● Given request
Tally the lines of the listing that contain the string "adipiscing". Give the number and nothing else.

Stored data entries:
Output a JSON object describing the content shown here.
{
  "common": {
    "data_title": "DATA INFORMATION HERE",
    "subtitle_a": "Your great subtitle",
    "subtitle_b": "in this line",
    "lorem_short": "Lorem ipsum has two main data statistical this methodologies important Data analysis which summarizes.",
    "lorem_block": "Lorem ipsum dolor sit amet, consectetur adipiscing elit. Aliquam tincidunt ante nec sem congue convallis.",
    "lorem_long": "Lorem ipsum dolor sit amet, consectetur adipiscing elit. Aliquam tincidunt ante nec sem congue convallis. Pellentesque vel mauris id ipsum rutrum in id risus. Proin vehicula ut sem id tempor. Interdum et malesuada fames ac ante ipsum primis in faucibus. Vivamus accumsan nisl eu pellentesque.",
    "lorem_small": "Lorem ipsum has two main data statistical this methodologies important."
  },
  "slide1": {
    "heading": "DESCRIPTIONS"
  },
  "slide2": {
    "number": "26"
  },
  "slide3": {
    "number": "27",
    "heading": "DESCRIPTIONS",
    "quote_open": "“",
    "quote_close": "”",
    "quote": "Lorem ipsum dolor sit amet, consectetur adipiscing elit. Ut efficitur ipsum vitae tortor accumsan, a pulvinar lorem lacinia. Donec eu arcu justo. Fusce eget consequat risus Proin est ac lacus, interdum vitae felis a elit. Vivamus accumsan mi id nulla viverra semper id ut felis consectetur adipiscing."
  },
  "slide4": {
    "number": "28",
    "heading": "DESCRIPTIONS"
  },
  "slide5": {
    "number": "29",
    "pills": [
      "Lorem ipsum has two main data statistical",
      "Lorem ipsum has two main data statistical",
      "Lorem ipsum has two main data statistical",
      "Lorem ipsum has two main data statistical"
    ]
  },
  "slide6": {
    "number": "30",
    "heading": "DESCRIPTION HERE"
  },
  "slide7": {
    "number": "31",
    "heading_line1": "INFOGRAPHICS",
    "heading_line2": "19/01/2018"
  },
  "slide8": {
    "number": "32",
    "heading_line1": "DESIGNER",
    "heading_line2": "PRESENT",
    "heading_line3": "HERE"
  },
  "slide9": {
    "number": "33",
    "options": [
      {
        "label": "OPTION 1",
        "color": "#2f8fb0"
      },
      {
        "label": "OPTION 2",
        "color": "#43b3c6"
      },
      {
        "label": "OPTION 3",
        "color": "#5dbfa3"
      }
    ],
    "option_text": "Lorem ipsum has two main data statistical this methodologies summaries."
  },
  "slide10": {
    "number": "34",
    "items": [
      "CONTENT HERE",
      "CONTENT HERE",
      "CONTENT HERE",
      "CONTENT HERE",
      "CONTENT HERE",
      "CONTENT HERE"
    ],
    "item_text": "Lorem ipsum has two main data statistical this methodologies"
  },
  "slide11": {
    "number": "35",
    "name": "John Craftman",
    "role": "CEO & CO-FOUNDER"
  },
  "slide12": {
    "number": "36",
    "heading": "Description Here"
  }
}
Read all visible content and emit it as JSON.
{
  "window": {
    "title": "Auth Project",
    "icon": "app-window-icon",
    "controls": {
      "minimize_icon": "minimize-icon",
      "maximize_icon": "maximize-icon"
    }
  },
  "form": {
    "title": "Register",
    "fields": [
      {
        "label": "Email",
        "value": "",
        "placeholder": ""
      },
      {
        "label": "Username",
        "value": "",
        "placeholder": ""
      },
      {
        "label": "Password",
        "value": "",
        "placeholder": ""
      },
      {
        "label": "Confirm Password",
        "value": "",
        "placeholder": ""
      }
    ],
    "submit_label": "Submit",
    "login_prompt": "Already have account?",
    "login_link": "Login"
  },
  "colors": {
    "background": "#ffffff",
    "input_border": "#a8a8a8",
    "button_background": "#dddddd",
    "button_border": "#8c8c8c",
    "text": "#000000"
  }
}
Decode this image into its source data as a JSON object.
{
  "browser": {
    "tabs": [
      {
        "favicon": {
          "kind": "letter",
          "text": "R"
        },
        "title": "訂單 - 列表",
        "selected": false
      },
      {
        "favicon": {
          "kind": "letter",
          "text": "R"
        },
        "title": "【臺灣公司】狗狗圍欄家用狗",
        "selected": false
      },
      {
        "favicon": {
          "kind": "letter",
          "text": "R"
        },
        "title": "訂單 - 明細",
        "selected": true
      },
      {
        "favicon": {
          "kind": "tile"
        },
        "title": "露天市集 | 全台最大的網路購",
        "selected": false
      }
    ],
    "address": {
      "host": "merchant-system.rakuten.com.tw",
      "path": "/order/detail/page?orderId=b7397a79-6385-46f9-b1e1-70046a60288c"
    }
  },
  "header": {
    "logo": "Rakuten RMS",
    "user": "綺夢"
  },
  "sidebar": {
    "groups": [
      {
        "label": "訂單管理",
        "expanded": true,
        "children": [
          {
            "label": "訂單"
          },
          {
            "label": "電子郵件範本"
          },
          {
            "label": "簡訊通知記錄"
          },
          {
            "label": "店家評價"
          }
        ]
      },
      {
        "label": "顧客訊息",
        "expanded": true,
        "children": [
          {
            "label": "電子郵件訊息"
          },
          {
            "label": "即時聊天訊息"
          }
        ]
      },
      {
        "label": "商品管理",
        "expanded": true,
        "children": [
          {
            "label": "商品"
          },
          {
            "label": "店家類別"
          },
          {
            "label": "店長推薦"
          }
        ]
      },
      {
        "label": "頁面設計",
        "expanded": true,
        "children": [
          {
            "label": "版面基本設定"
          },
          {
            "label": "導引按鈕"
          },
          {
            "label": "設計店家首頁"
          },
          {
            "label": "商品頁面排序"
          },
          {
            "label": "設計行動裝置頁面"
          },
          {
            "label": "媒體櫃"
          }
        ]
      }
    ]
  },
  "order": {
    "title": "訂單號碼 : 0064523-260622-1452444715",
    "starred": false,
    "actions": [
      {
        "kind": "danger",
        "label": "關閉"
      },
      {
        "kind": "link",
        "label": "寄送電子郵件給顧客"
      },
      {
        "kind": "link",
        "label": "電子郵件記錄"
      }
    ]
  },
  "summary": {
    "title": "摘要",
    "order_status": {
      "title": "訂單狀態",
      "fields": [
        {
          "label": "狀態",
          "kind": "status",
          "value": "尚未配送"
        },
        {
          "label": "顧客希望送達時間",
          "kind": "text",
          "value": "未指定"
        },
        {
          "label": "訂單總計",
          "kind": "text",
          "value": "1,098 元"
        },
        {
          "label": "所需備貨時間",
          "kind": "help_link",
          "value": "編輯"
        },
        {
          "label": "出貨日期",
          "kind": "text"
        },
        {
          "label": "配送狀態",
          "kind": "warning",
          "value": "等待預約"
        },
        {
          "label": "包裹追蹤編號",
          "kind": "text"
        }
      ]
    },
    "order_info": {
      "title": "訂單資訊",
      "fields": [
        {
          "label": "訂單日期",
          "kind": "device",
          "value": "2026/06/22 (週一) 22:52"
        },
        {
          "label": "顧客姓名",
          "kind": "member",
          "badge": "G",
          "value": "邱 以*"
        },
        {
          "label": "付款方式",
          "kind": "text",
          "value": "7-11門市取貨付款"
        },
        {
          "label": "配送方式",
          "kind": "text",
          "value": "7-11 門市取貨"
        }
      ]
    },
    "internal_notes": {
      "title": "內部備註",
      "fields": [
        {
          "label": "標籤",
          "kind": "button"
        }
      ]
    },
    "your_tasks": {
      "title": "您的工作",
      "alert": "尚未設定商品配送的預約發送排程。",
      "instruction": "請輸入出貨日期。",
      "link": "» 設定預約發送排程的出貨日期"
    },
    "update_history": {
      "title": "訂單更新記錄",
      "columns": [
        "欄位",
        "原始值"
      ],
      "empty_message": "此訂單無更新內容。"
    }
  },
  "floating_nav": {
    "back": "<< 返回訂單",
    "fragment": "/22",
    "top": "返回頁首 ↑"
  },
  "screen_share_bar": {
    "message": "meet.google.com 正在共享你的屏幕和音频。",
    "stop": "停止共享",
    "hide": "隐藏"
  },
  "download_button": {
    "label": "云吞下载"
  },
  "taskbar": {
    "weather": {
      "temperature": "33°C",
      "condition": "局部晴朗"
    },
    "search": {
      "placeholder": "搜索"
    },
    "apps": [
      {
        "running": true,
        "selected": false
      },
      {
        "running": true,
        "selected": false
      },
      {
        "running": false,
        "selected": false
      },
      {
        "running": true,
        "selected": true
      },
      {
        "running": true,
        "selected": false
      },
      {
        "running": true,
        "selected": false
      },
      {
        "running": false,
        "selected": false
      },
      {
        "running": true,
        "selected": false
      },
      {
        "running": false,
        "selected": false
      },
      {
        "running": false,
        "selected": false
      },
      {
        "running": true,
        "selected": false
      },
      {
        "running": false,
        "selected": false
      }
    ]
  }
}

● Correct response
3